--- start Records supplied ---

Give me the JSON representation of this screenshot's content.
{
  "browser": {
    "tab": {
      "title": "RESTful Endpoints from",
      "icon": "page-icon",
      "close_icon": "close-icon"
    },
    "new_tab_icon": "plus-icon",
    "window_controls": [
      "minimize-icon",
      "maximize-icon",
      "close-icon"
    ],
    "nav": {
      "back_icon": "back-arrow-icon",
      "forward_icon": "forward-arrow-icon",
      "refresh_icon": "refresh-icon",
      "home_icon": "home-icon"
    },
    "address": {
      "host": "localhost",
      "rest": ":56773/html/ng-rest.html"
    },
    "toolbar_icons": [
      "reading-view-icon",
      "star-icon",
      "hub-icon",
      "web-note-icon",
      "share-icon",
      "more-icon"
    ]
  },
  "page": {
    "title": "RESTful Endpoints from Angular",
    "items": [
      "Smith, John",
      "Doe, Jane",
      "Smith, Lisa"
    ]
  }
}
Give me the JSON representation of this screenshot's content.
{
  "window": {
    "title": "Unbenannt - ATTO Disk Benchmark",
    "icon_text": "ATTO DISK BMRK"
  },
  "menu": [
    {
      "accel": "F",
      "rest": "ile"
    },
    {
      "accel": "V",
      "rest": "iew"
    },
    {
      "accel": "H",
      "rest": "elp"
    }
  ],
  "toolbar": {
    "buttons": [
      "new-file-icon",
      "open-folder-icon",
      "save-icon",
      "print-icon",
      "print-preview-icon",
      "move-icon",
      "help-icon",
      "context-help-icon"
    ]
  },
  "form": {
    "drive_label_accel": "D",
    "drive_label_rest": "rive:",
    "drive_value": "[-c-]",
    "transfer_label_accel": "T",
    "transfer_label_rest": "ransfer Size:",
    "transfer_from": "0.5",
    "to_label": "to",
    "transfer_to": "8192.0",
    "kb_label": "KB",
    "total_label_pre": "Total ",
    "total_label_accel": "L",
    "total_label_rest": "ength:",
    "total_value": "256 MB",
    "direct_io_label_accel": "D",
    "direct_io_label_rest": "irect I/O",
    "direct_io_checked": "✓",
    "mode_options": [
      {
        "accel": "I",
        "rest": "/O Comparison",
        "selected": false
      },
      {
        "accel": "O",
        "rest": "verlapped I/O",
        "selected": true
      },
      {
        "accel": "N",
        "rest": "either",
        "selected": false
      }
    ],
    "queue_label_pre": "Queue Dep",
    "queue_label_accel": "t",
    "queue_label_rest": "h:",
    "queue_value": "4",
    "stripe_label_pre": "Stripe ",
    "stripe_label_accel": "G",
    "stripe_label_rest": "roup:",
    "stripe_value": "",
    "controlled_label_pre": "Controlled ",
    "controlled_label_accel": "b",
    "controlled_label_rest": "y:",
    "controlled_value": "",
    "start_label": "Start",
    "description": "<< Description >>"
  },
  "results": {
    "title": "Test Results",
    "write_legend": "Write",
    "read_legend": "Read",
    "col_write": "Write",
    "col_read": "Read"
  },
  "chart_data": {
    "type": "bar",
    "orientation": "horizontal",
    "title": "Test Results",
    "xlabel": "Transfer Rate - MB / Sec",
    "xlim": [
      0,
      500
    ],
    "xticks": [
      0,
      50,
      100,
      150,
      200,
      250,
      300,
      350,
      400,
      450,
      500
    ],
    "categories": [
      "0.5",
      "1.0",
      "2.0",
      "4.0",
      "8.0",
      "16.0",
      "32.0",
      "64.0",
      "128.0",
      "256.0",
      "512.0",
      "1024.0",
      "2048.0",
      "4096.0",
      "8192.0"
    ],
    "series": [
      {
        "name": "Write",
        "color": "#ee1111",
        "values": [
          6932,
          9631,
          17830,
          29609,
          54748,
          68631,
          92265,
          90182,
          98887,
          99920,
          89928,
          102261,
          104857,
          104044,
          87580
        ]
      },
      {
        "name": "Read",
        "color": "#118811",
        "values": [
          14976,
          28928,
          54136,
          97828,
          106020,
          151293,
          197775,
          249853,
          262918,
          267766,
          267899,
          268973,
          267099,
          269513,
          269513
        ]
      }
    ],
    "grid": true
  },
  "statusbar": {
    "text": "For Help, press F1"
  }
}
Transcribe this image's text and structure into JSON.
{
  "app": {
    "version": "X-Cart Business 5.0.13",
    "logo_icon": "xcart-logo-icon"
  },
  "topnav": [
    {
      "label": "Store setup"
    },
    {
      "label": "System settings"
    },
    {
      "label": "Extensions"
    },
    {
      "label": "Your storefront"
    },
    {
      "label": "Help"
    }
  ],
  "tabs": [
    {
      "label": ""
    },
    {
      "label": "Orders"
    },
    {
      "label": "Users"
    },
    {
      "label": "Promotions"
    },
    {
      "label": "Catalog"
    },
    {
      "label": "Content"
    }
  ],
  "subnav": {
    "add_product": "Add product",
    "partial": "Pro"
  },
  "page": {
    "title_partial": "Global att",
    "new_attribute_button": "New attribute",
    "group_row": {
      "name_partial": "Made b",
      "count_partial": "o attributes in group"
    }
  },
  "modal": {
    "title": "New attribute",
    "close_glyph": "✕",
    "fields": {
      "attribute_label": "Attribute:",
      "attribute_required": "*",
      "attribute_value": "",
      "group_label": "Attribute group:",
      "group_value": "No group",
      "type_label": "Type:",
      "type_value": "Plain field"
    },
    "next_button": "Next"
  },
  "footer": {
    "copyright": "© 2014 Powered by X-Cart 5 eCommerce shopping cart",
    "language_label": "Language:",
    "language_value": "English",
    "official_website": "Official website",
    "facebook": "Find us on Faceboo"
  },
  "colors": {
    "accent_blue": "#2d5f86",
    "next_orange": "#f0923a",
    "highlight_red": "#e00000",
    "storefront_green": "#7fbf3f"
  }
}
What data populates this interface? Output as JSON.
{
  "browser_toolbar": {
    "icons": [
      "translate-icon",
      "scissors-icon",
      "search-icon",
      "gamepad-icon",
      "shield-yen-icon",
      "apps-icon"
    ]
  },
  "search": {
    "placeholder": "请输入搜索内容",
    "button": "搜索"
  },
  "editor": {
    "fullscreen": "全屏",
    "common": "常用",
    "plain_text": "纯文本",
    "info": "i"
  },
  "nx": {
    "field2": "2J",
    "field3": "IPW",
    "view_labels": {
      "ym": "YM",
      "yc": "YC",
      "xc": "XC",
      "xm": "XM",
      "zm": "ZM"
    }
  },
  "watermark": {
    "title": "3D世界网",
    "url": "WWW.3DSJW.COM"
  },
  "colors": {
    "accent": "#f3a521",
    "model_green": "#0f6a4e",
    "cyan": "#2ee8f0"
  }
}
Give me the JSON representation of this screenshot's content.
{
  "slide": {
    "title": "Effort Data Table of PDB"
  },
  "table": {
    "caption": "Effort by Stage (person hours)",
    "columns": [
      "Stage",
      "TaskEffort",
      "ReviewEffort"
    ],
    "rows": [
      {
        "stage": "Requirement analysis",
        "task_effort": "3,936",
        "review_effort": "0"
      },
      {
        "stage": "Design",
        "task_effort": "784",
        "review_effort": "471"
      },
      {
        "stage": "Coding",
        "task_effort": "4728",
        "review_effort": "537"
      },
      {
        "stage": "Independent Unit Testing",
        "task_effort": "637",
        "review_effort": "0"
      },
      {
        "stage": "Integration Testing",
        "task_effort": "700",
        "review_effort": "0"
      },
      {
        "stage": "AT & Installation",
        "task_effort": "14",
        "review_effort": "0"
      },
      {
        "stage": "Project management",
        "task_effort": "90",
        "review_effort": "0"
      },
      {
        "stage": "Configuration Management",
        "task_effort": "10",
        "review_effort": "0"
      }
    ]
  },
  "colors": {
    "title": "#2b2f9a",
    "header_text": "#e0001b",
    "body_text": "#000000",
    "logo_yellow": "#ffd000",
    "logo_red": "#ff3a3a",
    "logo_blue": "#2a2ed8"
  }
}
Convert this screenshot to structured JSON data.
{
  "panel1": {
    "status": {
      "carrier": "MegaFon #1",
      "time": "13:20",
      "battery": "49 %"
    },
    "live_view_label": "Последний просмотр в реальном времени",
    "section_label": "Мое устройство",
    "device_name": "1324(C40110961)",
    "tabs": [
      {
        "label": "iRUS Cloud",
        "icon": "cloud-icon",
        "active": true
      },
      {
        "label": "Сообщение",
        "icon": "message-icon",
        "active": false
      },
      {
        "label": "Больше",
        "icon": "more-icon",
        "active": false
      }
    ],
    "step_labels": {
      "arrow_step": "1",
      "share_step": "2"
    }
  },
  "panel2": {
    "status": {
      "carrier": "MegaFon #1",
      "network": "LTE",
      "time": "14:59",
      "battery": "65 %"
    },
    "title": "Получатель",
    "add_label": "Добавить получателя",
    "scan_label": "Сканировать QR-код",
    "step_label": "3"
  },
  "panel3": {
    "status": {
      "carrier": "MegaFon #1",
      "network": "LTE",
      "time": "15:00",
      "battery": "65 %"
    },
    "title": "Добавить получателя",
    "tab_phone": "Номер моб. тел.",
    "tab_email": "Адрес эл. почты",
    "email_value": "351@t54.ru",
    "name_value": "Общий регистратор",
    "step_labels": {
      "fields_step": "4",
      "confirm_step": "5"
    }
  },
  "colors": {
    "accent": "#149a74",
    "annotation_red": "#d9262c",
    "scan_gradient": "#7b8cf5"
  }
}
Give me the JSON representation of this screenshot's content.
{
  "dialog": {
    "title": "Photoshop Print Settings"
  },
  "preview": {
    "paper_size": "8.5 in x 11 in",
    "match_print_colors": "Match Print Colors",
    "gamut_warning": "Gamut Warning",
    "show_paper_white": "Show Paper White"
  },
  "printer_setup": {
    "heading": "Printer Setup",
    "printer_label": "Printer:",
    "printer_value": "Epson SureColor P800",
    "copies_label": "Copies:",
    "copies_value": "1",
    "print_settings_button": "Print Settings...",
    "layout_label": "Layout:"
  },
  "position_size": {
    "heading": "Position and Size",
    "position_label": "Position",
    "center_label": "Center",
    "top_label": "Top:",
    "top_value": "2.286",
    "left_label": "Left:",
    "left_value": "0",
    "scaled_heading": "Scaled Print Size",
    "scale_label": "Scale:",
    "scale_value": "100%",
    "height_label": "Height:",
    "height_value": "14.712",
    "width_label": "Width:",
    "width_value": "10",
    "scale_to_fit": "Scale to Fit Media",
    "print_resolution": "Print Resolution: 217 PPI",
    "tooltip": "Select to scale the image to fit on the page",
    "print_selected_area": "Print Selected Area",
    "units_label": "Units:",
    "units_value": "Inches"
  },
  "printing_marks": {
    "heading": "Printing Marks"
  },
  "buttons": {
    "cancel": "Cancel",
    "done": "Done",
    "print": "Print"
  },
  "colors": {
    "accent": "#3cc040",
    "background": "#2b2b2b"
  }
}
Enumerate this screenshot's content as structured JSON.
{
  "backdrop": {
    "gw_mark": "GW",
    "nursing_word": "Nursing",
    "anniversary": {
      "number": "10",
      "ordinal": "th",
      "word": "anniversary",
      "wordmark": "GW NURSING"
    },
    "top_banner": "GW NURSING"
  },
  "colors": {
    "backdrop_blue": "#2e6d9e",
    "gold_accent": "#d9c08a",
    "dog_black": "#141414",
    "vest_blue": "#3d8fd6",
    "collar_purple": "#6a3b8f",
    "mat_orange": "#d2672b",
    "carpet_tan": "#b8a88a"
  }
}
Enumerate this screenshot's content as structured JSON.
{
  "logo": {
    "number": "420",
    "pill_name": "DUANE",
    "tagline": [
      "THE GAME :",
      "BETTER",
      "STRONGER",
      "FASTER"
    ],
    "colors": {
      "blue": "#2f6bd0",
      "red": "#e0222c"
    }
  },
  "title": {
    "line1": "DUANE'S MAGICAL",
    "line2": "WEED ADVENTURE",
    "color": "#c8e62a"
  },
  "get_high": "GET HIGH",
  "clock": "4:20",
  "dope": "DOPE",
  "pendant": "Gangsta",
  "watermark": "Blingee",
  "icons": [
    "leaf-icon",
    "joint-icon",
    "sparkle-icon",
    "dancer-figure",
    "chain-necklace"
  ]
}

--- end Records supplied ---

Gather up, from the records above, each line where the word "true" appears.

■ **Exercise output**
        "selected": true
    "grid": true
        "active": true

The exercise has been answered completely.